**What is required**
Repeat every entry word for word, but leave the images out of your copy.

**Data shown**

-------------------------

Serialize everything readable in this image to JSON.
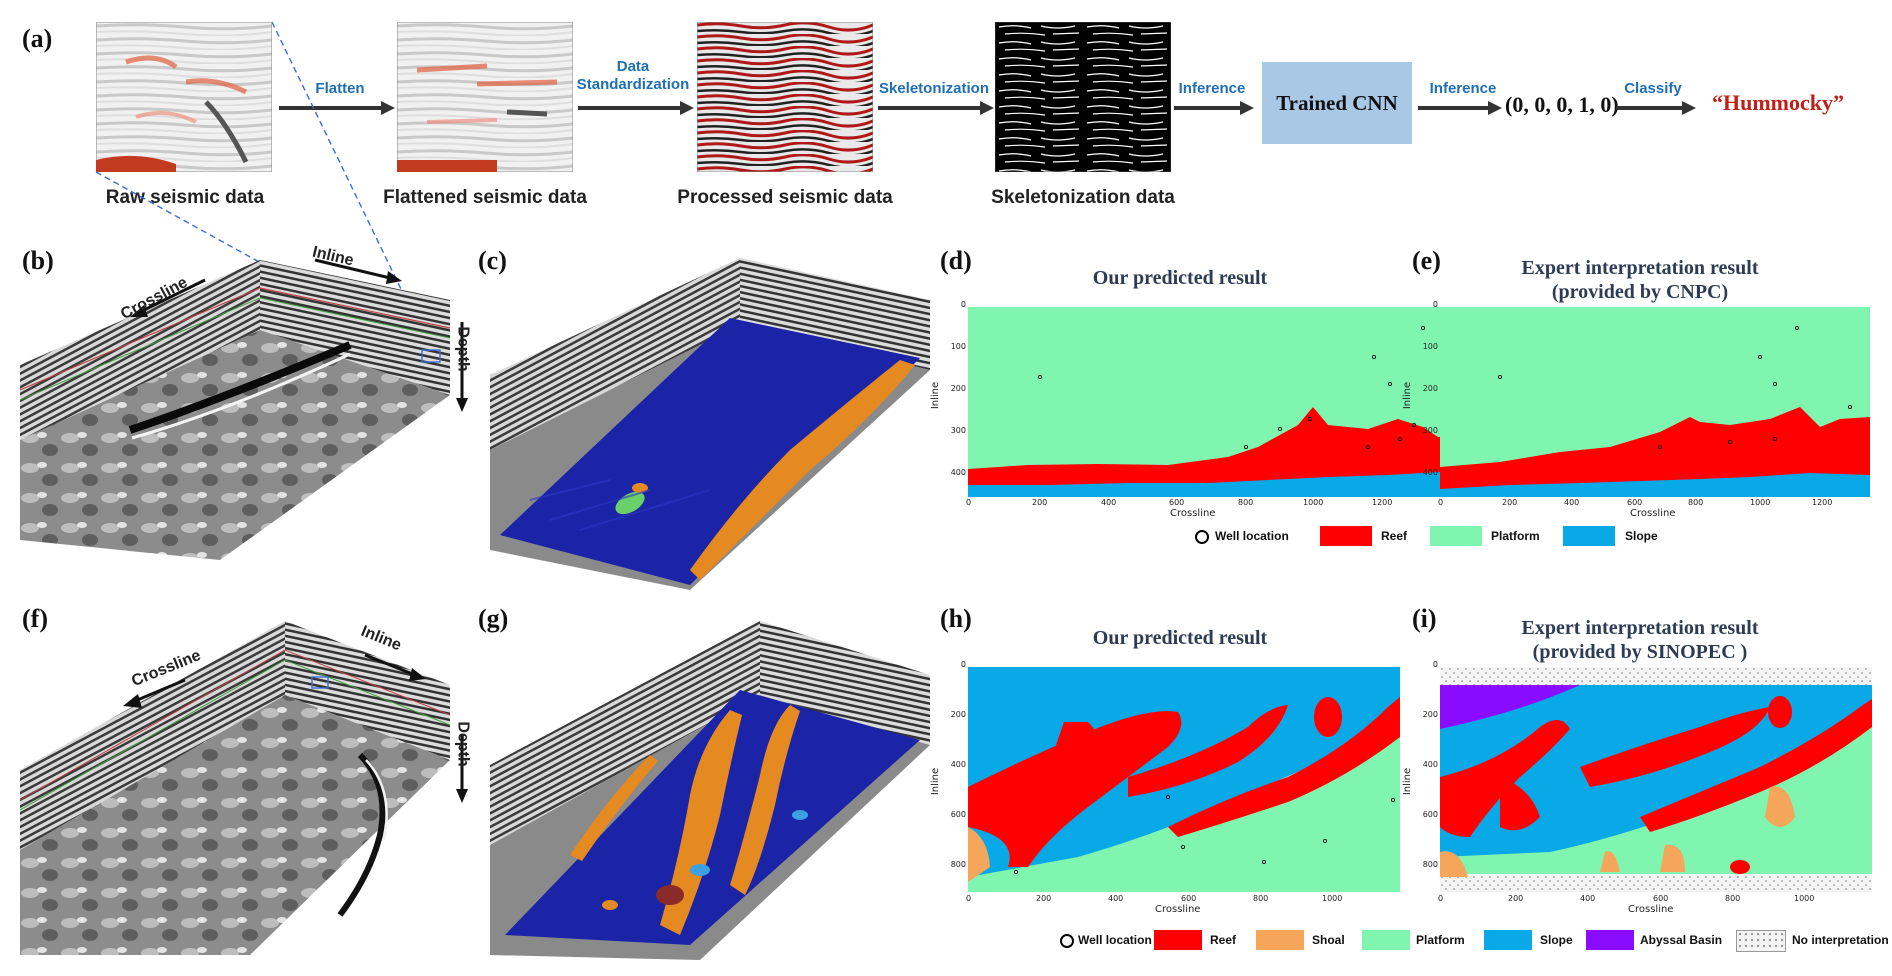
{
  "labels": {
    "a": "(a)",
    "b": "(b)",
    "c": "(c)",
    "d": "(d)",
    "e": "(e)",
    "f": "(f)",
    "g": "(g)",
    "h": "(h)",
    "i": "(i)"
  },
  "pipeline": {
    "captions": [
      "Raw seismic data",
      "Flattened seismic data",
      "Processed seismic data",
      "Skeletonization data"
    ],
    "steps": {
      "flatten": "Flatten",
      "standardization_1": "Data",
      "standardization_2": "Standardization",
      "skeletonization": "Skeletonization",
      "inference1": "Inference",
      "inference2": "Inference",
      "classify": "Classify"
    },
    "cnn": "Trained CNN",
    "vector": "(0, 0, 0, 1, 0)",
    "result": "“Hummocky”"
  },
  "cube_labels": {
    "b": {
      "inline": "Inline",
      "crossline": "Crossline",
      "depth": "Depth"
    },
    "f": {
      "inline": "Inline",
      "crossline": "Crossline",
      "depth": "Depth"
    }
  },
  "maps": {
    "d": {
      "title_1": "Our predicted result",
      "title_2": ""
    },
    "e": {
      "title_1": "Expert interpretation result",
      "title_2": "(provided by CNPC)"
    },
    "h": {
      "title_1": "Our predicted result",
      "title_2": ""
    },
    "i": {
      "title_1": "Expert interpretation result",
      "title_2": "(provided by SINOPEC )"
    },
    "top_axes": {
      "xlabel": "Crossline",
      "ylabel": "Inline",
      "xticks": [
        "0",
        "200",
        "400",
        "600",
        "800",
        "1000",
        "1200"
      ],
      "yticks": [
        "0",
        "100",
        "200",
        "300",
        "400"
      ]
    },
    "bottom_axes": {
      "xlabel": "Crossline",
      "ylabel": "Inline",
      "xticks": [
        "0",
        "200",
        "400",
        "600",
        "800",
        "1000"
      ],
      "yticks": [
        "0",
        "200",
        "400",
        "600",
        "800"
      ]
    }
  },
  "legend_top": [
    {
      "label": "Well location",
      "color": "#000000",
      "kind": "circle"
    },
    {
      "label": "Reef",
      "color": "#ff0000",
      "kind": "box"
    },
    {
      "label": "Platform",
      "color": "#80f5b0",
      "kind": "box"
    },
    {
      "label": "Slope",
      "color": "#09a8e6",
      "kind": "box"
    }
  ],
  "legend_bottom": [
    {
      "label": "Well location",
      "color": "#000000",
      "kind": "circle"
    },
    {
      "label": "Reef",
      "color": "#ff0000",
      "kind": "box"
    },
    {
      "label": "Shoal",
      "color": "#f5a65b",
      "kind": "box"
    },
    {
      "label": "Platform",
      "color": "#80f5b0",
      "kind": "box"
    },
    {
      "label": "Slope",
      "color": "#09a8e6",
      "kind": "box"
    },
    {
      "label": "Abyssal Basin",
      "color": "#8a0cff",
      "kind": "box"
    },
    {
      "label": "No interpretation",
      "color": "#f2f2f2",
      "kind": "dots"
    }
  ],
  "colors": {
    "reef": "#ff0000",
    "platform": "#80f5b0",
    "slope": "#09a8e6",
    "shoal": "#f5a65b",
    "abyssal": "#8a0cff",
    "surface": "#18219e",
    "geobody": "#e88a1f",
    "arrow": "#333333",
    "step_text": "#1f6fb5"
  }
}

-------------------------

**Answer for this exercise**
Serialize everything readable in this image to JSON.
{
  "labels": {
    "a": "(a)",
    "b": "(b)",
    "c": "(c)",
    "d": "(d)",
    "e": "(e)",
    "f": "(f)",
    "g": "(g)",
    "h": "(h)",
    "i": "(i)"
  },
  "pipeline": {
    "captions": [
      "Raw seismic data",
      "Flattened seismic data",
      "Processed seismic data",
      "Skeletonization data"
    ],
    "steps": {
      "flatten": "Flatten",
      "standardization_1": "Data",
      "standardization_2": "Standardization",
      "skeletonization": "Skeletonization",
      "inference1": "Inference",
      "inference2": "Inference",
      "classify": "Classify"
    },
    "cnn": "Trained CNN",
    "vector": "(0, 0, 0, 1, 0)",
    "result": "“Hummocky”"
  },
  "cube_labels": {
    "b": {
      "inline": "Inline",
      "crossline": "Crossline",
      "depth": "Depth"
    },
    "f": {
      "inline": "Inline",
      "crossline": "Crossline",
      "depth": "Depth"
    }
  },
  "maps": {
    "d": {
      "title_1": "Our predicted result",
      "title_2": ""
    },
    "e": {
      "title_1": "Expert interpretation result",
      "title_2": "(provided by CNPC)"
    },
    "h": {
      "title_1": "Our predicted result",
      "title_2": ""
    },
    "i": {
      "title_1": "Expert interpretation result",
      "title_2": "(provided by SINOPEC )"
    },
    "top_axes": {
      "xlabel": "Crossline",
      "ylabel": "Inline",
      "xticks": [
        "0",
        "200",
        "400",
        "600",
        "800",
        "1000",
        "1200"
      ],
      "yticks": [
        "0",
        "100",
        "200",
        "300",
        "400"
      ]
    },
    "bottom_axes": {
      "xlabel": "Crossline",
      "ylabel": "Inline",
      "xticks": [
        "0",
        "200",
        "400",
        "600",
        "800",
        "1000"
      ],
      "yticks": [
        "0",
        "200",
        "400",
        "600",
        "800"
      ]
    }
  },
  "legend_top": [
    {
      "label": "Well location",
      "color": "#000000",
      "kind": "circle"
    },
    {
      "label": "Reef",
      "color": "#ff0000",
      "kind": "box"
    },
    {
      "label": "Platform",
      "color": "#80f5b0",
      "kind": "box"
    },
    {
      "label": "Slope",
      "color": "#09a8e6",
      "kind": "box"
    }
  ],
  "legend_bottom": [
    {
      "label": "Well location",
      "color": "#000000",
      "kind": "circle"
    },
    {
      "label": "Reef",
      "color": "#ff0000",
      "kind": "box"
    },
    {
      "label": "Shoal",
      "color": "#f5a65b",
      "kind": "box"
    },
    {
      "label": "Platform",
      "color": "#80f5b0",
      "kind": "box"
    },
    {
      "label": "Slope",
      "color": "#09a8e6",
      "kind": "box"
    },
    {
      "label": "Abyssal Basin",
      "color": "#8a0cff",
      "kind": "box"
    },
    {
      "label": "No interpretation",
      "color": "#f2f2f2",
      "kind": "dots"
    }
  ],
  "colors": {
    "reef": "#ff0000",
    "platform": "#80f5b0",
    "slope": "#09a8e6",
    "shoal": "#f5a65b",
    "abyssal": "#8a0cff",
    "surface": "#18219e",
    "geobody": "#e88a1f",
    "arrow": "#333333",
    "step_text": "#1f6fb5"
  }
}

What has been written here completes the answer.